To discuss this clearly, let us {\em redefine} the Higgs field {\em by gauge-fixing} as
\begin{equation}
 H = \frac1{\sqrt2}\pmat{\phi_1+\ii\phi_2\\v+(h+\ii\phi_3)}, \where v=\sqrt{\frac{\mu^2}{\lambda}}.
\end{equation}
Here $h$ is the ``Higgs boson,'' and $\phi_i$ are 南部--Goldstone bosons.

The Higgs potential becomes
\begin{equation}
   V(h) = \frac{\mu^2}{4v^2}h^4 + \frac{\mu^2}v h^3 + \mu^2h^2,
\end{equation}
and now we know the Higgs boson has acquired mass $m_h=\sqrt2 \mu$. Also
\begin{align}
 \Lag\stx{Higgs}&=
   \left|\left(\partial_\mu-\ii g_2W_\mu-\frac12\ii g_1B_\mu\right)H\right|^2\\
&= \frac12(\partial_\mu h)^2+\frac{(v+h)^2}8\Bigl[{g_2}^2{W_1}^2+{g_2}^2{W_2}^2+(g_1B-g_2W_3)^2\Bigr].

**The task**. Please continue the Higgs field derivation above, picking up right after its final equation.

**Collected material**.

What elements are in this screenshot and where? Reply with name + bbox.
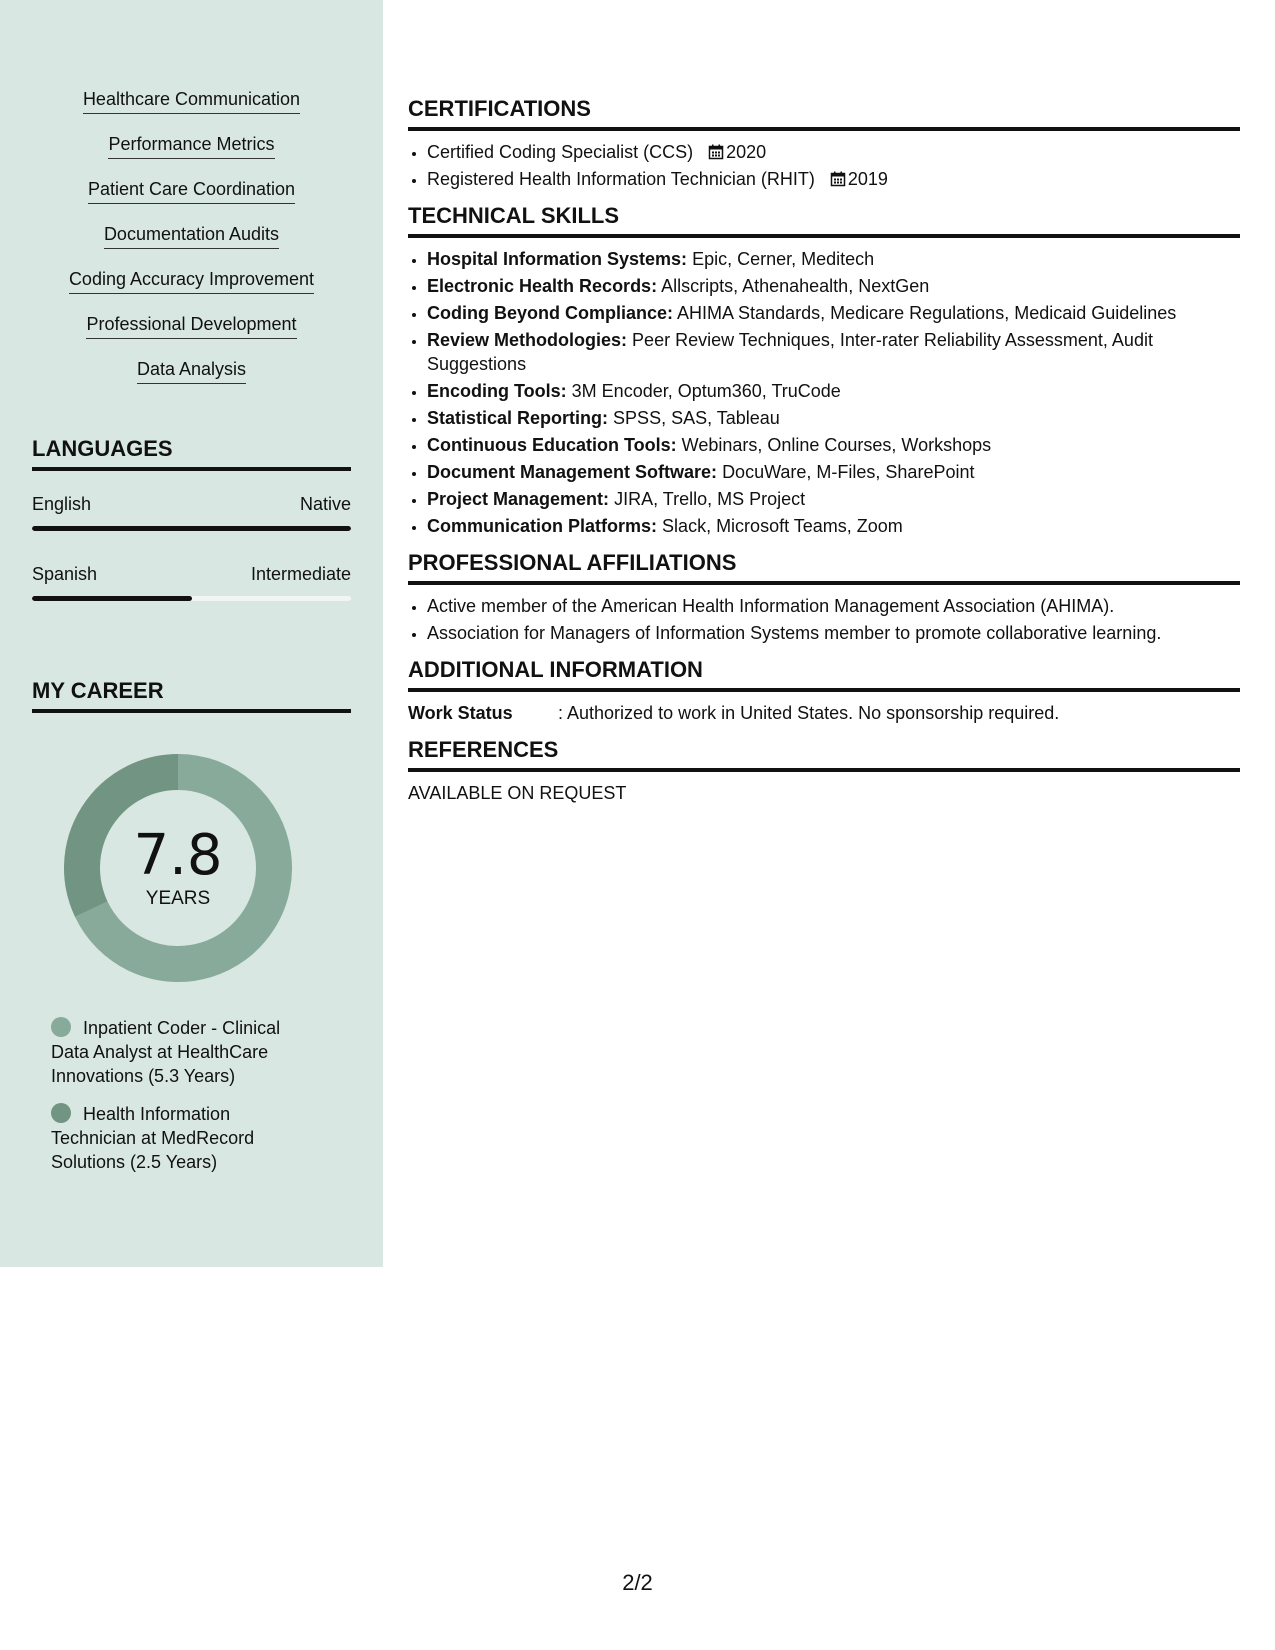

**Response below**.
\end{align}
Redefining the gauge fields (with concerning the norms) as
\begin{align}
 W^\pm_\mu&:=\frac1{\sqrt2}(W^1_\mu\mp\ii W^2_\mu),&
\pmat{Z_\mu \\ A_\mu}
&:= \pmat{%
\cos\theta\s w & -\sin\theta\s w\\
\sin\theta\s w & \cos\theta\s w
}
\pmat{W^3_\mu \\ B_\mu},
\end{align}
where
\begin{align}
 &\tan\theta\s w := \frac{g_1}{g_2},\qquad
 e              := -\frac{g_1g_2}{\sqrt{{g_1}^2+{g_2}^2}};\qquad
 g_Z            := \sqrt{{g_1}^2+{g_2}^2};\\
 &g_1=\frac{|e|}{\cos\theta\s w}=g_Z\sin\theta\s w,\qquad
  g_2=\frac{|e|}{\sin\theta\s w}=g_Z\cos\theta\s w.
\end{align}
We obtain the following terms in $\Lag\s{Higgs}$:
\begin{equation}
  \Lag\s{Higgs}
\supset \frac12(\partial_\mu h)^2+\frac{(v+h)^2}4\Bigl[{g_2}^2{W^+}^\mu W^-_\mu + \frac{{g_Z}^2}{2}Z^\mu Z_\mu\Bigr].
\end{equation}
Here we have omitted the 南部--Goldstone bosons.


\begin{rightnote}
Here we present another form:
\begin{eqnarray}
  g_1B_\mu
&=& |e| A_\mu-\tan\theta\s w Z_\mu,\\
 g_2W_\mu
&=& \frac{g_2}{\sqrt2}\left(W^+_\mu T^+ + W^-_\mu T^-\right)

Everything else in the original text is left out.